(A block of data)
■ ■ ■ ■
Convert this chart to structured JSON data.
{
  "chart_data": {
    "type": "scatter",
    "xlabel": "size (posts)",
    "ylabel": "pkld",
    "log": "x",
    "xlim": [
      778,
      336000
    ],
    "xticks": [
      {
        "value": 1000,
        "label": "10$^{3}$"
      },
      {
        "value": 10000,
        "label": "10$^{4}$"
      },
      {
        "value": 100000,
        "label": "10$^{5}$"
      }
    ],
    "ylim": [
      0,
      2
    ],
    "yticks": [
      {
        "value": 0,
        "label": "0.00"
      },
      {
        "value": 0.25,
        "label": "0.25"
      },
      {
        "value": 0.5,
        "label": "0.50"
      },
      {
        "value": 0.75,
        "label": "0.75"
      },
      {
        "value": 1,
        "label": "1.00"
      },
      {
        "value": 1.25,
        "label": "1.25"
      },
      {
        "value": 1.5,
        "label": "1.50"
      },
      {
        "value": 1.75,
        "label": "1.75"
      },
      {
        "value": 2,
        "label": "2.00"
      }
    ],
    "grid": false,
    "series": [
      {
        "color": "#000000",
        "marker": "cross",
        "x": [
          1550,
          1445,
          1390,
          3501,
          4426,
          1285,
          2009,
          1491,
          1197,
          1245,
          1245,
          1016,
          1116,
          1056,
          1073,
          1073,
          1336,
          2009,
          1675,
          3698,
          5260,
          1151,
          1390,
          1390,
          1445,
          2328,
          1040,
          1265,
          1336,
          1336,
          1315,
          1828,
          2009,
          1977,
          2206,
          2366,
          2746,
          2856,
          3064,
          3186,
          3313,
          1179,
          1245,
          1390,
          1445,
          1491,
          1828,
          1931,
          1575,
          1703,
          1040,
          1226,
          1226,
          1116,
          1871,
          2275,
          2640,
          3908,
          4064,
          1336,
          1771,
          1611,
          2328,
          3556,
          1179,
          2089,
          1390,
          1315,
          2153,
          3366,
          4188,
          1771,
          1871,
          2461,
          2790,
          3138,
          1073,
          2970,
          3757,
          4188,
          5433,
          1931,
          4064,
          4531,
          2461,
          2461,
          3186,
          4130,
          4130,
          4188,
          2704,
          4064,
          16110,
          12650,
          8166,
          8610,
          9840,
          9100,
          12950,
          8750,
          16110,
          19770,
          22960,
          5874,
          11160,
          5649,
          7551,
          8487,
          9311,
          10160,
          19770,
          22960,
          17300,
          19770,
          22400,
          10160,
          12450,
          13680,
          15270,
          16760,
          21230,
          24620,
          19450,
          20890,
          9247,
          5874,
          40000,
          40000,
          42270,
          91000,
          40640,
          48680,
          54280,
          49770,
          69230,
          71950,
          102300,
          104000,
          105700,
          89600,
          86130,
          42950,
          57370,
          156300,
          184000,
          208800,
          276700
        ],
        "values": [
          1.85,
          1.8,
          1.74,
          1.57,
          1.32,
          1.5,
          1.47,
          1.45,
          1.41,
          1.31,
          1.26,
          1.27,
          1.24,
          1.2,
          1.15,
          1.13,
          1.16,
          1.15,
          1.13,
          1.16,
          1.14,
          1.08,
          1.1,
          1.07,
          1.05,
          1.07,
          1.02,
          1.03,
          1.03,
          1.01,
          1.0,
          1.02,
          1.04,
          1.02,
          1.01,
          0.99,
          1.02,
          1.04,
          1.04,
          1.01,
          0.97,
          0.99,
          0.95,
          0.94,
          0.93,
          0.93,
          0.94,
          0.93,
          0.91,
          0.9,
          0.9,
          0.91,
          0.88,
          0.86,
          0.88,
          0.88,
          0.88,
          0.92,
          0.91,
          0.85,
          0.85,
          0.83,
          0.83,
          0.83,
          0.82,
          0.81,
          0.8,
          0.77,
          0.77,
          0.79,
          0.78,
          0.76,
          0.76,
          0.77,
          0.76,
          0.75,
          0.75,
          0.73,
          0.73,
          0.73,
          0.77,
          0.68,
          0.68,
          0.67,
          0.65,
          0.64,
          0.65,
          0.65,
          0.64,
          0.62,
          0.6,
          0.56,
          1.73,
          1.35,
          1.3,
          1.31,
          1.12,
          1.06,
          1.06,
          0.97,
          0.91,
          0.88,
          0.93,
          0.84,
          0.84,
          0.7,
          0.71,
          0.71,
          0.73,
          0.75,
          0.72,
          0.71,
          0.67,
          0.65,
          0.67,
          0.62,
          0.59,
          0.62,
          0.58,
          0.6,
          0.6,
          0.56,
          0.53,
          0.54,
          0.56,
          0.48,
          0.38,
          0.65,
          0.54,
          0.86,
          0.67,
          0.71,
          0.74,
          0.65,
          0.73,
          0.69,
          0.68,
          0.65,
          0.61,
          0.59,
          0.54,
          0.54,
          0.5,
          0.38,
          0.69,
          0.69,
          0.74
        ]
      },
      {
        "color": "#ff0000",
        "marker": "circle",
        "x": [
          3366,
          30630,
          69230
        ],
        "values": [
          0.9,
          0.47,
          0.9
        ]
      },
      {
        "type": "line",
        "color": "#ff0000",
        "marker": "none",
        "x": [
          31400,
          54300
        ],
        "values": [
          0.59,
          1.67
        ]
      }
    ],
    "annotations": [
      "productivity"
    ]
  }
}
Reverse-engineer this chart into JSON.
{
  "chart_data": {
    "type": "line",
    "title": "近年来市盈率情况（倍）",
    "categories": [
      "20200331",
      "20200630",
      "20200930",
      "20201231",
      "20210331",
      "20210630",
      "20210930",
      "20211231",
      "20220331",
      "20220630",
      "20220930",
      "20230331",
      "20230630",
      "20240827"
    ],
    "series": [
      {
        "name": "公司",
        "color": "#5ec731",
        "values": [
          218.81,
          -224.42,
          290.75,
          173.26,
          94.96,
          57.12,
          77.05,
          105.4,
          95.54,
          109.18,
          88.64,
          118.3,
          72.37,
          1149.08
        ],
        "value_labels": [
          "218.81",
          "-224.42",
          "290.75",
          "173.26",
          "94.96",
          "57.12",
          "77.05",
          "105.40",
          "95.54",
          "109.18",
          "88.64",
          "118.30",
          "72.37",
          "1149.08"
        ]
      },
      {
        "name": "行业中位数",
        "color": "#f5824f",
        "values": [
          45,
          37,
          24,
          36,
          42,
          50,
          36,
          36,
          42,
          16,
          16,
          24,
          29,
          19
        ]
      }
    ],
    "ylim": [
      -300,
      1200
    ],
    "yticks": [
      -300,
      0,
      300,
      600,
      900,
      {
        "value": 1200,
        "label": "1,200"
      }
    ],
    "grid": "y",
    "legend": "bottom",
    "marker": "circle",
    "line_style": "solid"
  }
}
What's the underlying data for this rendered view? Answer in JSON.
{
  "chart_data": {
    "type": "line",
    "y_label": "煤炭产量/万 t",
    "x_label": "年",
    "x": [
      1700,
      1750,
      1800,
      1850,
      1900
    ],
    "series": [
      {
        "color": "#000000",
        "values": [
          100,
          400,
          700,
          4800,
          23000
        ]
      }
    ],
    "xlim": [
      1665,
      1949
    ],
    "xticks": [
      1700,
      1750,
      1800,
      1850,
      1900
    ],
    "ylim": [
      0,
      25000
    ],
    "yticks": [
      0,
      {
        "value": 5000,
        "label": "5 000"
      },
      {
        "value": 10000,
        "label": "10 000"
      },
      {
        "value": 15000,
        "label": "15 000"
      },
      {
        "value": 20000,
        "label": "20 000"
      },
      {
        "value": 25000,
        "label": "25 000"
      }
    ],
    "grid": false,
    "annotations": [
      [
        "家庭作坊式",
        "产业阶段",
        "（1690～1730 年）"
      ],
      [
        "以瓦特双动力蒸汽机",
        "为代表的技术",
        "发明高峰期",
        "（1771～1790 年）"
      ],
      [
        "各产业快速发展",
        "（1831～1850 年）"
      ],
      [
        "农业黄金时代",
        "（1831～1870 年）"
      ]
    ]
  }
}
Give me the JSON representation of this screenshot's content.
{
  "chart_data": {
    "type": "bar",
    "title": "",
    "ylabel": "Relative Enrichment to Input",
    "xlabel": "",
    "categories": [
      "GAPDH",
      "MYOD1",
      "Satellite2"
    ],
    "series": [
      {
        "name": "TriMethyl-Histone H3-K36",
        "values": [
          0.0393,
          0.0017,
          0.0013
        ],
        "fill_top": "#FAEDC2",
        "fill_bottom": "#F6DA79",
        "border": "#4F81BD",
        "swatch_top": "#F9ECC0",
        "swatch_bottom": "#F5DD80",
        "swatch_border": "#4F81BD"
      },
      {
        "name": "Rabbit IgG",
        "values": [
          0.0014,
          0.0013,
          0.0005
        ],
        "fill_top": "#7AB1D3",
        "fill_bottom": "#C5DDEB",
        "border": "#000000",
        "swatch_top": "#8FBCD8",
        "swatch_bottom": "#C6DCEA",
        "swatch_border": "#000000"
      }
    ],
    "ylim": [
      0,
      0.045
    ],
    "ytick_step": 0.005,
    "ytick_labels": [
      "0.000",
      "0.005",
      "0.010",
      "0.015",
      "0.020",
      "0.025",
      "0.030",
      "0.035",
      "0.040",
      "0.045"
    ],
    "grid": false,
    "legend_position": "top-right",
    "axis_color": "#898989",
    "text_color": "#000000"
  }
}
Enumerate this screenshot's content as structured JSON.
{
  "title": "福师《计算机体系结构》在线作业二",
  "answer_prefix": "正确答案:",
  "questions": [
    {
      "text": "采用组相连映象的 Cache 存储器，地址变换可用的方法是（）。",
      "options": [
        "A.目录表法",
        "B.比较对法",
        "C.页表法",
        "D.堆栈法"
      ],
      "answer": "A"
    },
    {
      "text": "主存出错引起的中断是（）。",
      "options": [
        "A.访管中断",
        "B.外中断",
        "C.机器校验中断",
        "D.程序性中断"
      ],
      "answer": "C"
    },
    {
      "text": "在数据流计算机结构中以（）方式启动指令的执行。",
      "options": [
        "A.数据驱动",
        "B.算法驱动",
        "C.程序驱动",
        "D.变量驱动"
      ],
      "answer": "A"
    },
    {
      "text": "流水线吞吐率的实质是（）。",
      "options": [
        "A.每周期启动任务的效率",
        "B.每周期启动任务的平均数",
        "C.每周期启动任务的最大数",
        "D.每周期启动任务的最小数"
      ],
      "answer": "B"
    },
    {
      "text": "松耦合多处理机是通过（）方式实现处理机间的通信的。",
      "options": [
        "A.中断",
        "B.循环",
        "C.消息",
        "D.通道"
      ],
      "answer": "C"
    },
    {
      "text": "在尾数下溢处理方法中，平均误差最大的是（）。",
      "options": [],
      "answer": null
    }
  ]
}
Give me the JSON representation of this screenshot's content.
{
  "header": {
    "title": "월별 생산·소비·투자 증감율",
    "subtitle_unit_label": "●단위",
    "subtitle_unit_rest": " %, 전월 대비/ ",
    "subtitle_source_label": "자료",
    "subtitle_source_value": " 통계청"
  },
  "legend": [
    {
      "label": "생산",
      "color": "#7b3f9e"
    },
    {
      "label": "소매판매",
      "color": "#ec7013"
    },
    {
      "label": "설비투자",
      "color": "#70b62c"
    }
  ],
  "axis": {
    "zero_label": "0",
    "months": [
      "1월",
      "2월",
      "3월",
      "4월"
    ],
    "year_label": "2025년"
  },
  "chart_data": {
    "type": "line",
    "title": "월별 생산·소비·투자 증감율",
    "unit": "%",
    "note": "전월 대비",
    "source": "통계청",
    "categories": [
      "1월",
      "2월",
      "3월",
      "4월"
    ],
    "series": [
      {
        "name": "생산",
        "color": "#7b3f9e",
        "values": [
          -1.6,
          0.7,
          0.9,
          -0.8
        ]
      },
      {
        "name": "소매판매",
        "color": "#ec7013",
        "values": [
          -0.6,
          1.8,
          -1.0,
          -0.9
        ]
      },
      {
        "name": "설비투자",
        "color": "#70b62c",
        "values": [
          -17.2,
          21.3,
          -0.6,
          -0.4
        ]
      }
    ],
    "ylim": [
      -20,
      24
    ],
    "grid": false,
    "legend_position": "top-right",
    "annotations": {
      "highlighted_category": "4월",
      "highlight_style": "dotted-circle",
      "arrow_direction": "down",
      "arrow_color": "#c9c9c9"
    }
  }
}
■ ■ ■ ■
▶ [Objective] Each line holding the word "ylabel" counts once; report the total and nothing else.

▶ [Result of the task] 2